WORK REQUIRED
Set down every entry word for word. Omit the pictures.

STORED RECORDS
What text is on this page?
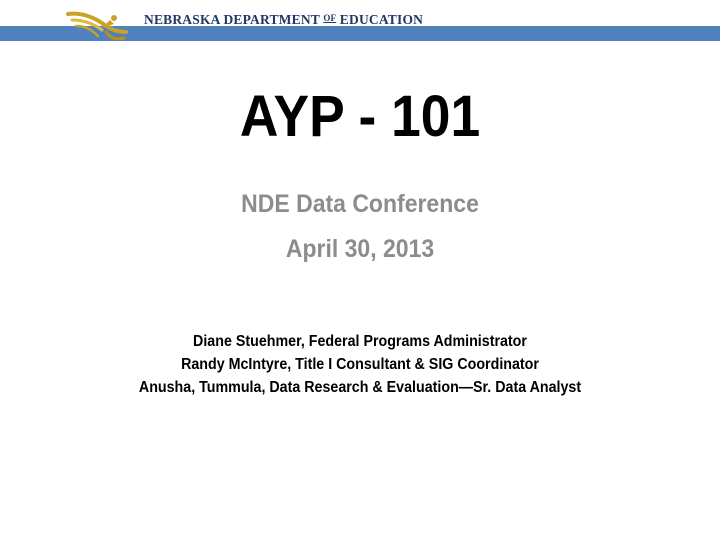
NEBRASKA DEPARTMENT $^{OF}$ EDUCATION
AYP - 101
NDE Data Conference
April 30, 2013
Diane Stuehmer, Federal Programs Administrator
Randy McIntyre, Title I Consultant & SIG Coordinator
Anusha, Tummula, Data Research & Evaluation—Sr. Data Analyst
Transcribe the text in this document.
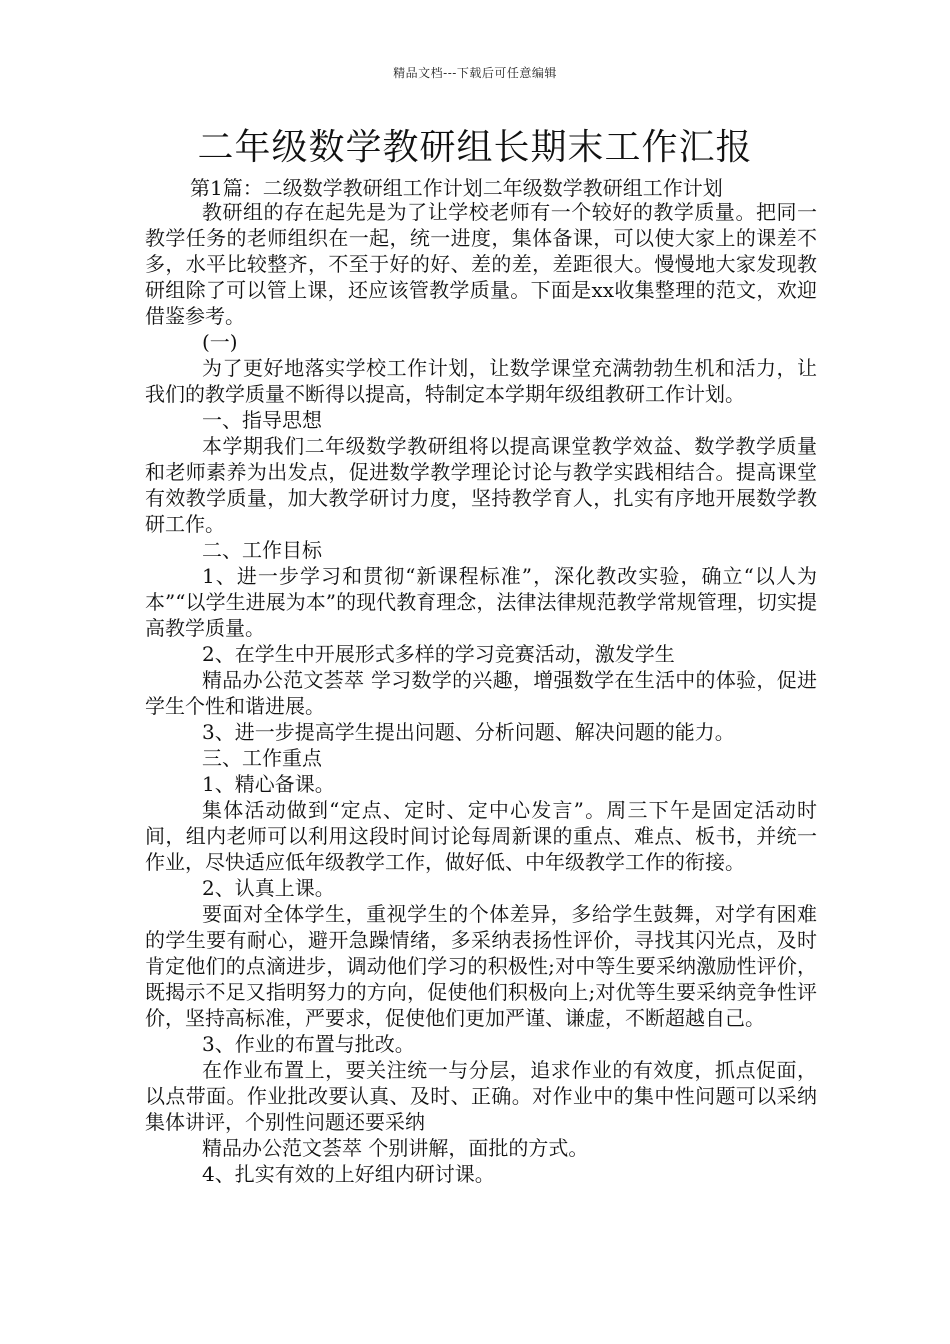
精品文档---下载后可任意编辑
二年级数学教研组长期末工作汇报
第1篇：二级数学教研组工作计划二年级数学教研组工作计划

教研组的存在起先是为了让学校老师有一个较好的教学质量。把同一教学任务的老师组织在一起，统一进度，集体备课，可以使大家上的课差不多，水平比较整齐，不至于好的好、差的差，差距很大。慢慢地大家发现教研组除了可以管上课，还应该管教学质量。下面是xx收集整理的范文，欢迎借鉴参考。

(一)

为了更好地落实学校工作计划，让数学课堂充满勃勃生机和活力，让我们的教学质量不断得以提高，特制定本学期年级组教研工作计划。

一、指导思想

本学期我们二年级数学教研组将以提高课堂教学效益、数学教学质量和老师素养为出发点，促进数学教学理论讨论与教学实践相结合。提高课堂有效教学质量，加大教学研讨力度，坚持教学育人，扎实有序地开展数学教研工作。

二、工作目标

1、进一步学习和贯彻“新课程标准”，深化教改实验，确立“以人为本”“以学生进展为本”的现代教育理念，法律法律规范教学常规管理，切实提高教学质量。

2、在学生中开展形式多样的学习竞赛活动，激发学生

精品办公范文荟萃 学习数学的兴趣，增强数学在生活中的体验，促进学生个性和谐进展。

3、进一步提高学生提出问题、分析问题、解决问题的能力。

三、工作重点

1、精心备课。

集体活动做到“定点、定时、定中心发言”。周三下午是固定活动时间，组内老师可以利用这段时间讨论每周新课的重点、难点、板书，并统一作业，尽快适应低年级教学工作，做好低、中年级教学工作的衔接。

2、认真上课。

要面对全体学生，重视学生的个体差异，多给学生鼓舞，对学有困难的学生要有耐心，避开急躁情绪，多采纳表扬性评价，寻找其闪光点，及时肯定他们的点滴进步，调动他们学习的积极性;对中等生要采纳激励性评价，既揭示不足又指明努力的方向，促使他们积极向上;对优等生要采纳竞争性评价，坚持高标准，严要求，促使他们更加严谨、谦虚，不断超越自己。

3、作业的布置与批改。

在作业布置上，要关注统一与分层，追求作业的有效度，抓点促面，以点带面。作业批改要认真、及时、正确。对作业中的集中性问题可以采纳集体讲评，个别性问题还要采纳

精品办公范文荟萃 个别讲解，面批的方式。

4、扎实有效的上好组内研讨课。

ANSWER IN FULL
What text is on this page?
NEBRASKA DEPARTMENT $^{OF}$ EDUCATION
AYP - 101
NDE Data Conference
April 30, 2013
Diane Stuehmer, Federal Programs Administrator
Randy McIntyre, Title I Consultant & SIG Coordinator
Anusha, Tummula, Data Research & Evaluation—Sr. Data Analyst
Transcribe the text in this document.
精品文档---下载后可任意编辑
二年级数学教研组长期末工作汇报
第1篇：二级数学教研组工作计划二年级数学教研组工作计划

教研组的存在起先是为了让学校老师有一个较好的教学质量。把同一教学任务的老师组织在一起，统一进度，集体备课，可以使大家上的课差不多，水平比较整齐，不至于好的好、差的差，差距很大。慢慢地大家发现教研组除了可以管上课，还应该管教学质量。下面是xx收集整理的范文，欢迎借鉴参考。

(一)

为了更好地落实学校工作计划，让数学课堂充满勃勃生机和活力，让我们的教学质量不断得以提高，特制定本学期年级组教研工作计划。

一、指导思想

本学期我们二年级数学教研组将以提高课堂教学效益、数学教学质量和老师素养为出发点，促进数学教学理论讨论与教学实践相结合。提高课堂有效教学质量，加大教学研讨力度，坚持教学育人，扎实有序地开展数学教研工作。

二、工作目标

1、进一步学习和贯彻“新课程标准”，深化教改实验，确立“以人为本”“以学生进展为本”的现代教育理念，法律法律规范教学常规管理，切实提高教学质量。

2、在学生中开展形式多样的学习竞赛活动，激发学生

精品办公范文荟萃 学习数学的兴趣，增强数学在生活中的体验，促进学生个性和谐进展。

3、进一步提高学生提出问题、分析问题、解决问题的能力。

三、工作重点

1、精心备课。

集体活动做到“定点、定时、定中心发言”。周三下午是固定活动时间，组内老师可以利用这段时间讨论每周新课的重点、难点、板书，并统一作业，尽快适应低年级教学工作，做好低、中年级教学工作的衔接。

2、认真上课。

要面对全体学生，重视学生的个体差异，多给学生鼓舞，对学有困难的学生要有耐心，避开急躁情绪，多采纳表扬性评价，寻找其闪光点，及时肯定他们的点滴进步，调动他们学习的积极性;对中等生要采纳激励性评价，既揭示不足又指明努力的方向，促使他们积极向上;对优等生要采纳竞争性评价，坚持高标准，严要求，促使他们更加严谨、谦虚，不断超越自己。

3、作业的布置与批改。

在作业布置上，要关注统一与分层，追求作业的有效度，抓点促面，以点带面。作业批改要认真、及时、正确。对作业中的集中性问题可以采纳集体讲评，个别性问题还要采纳

精品办公范文荟萃 个别讲解，面批的方式。

4、扎实有效的上好组内研讨课。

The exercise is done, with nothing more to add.